SET EXERCISE:
Copy all lines below containing "Frequency".

--- START ROWS ---

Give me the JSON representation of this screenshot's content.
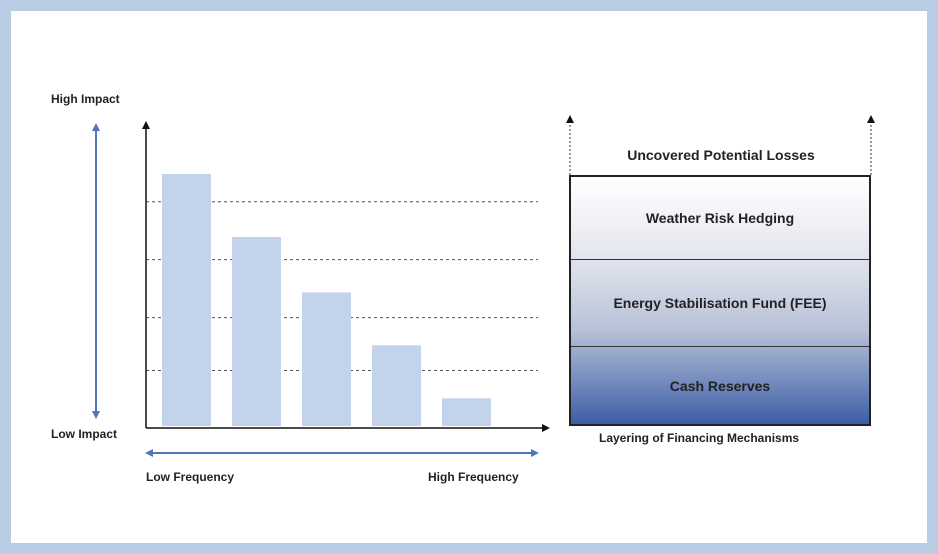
{
  "axis": {
    "high_impact": "High Impact",
    "low_impact": "Low Impact",
    "low_frequency": "Low Frequency",
    "high_frequency": "High Frequency"
  },
  "stack": {
    "top_label": "Uncovered Potential Losses",
    "layers": [
      {
        "label": "Weather Risk Hedging"
      },
      {
        "label": "Energy Stabilisation  Fund (FEE)"
      },
      {
        "label": "Cash  Reserves"
      }
    ],
    "caption": "Layering of Financing Mechanisms"
  },
  "chart_data": {
    "type": "bar",
    "categories": [
      "",
      "",
      "",
      "",
      ""
    ],
    "values": [
      100,
      75,
      53,
      32,
      11
    ],
    "ylim": [
      0,
      100
    ],
    "grid": "dashed",
    "bar_color": "#c3d3eb"
  },
  "colors": {
    "frame": "#b8cce4",
    "arrow": "#5177b8",
    "bar": "#c3d3eb"
  }
}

--- END ROWS ---

ANSWER IN FULL:
    "low_frequency": "Low Frequency",
    "high_frequency": "High Frequency"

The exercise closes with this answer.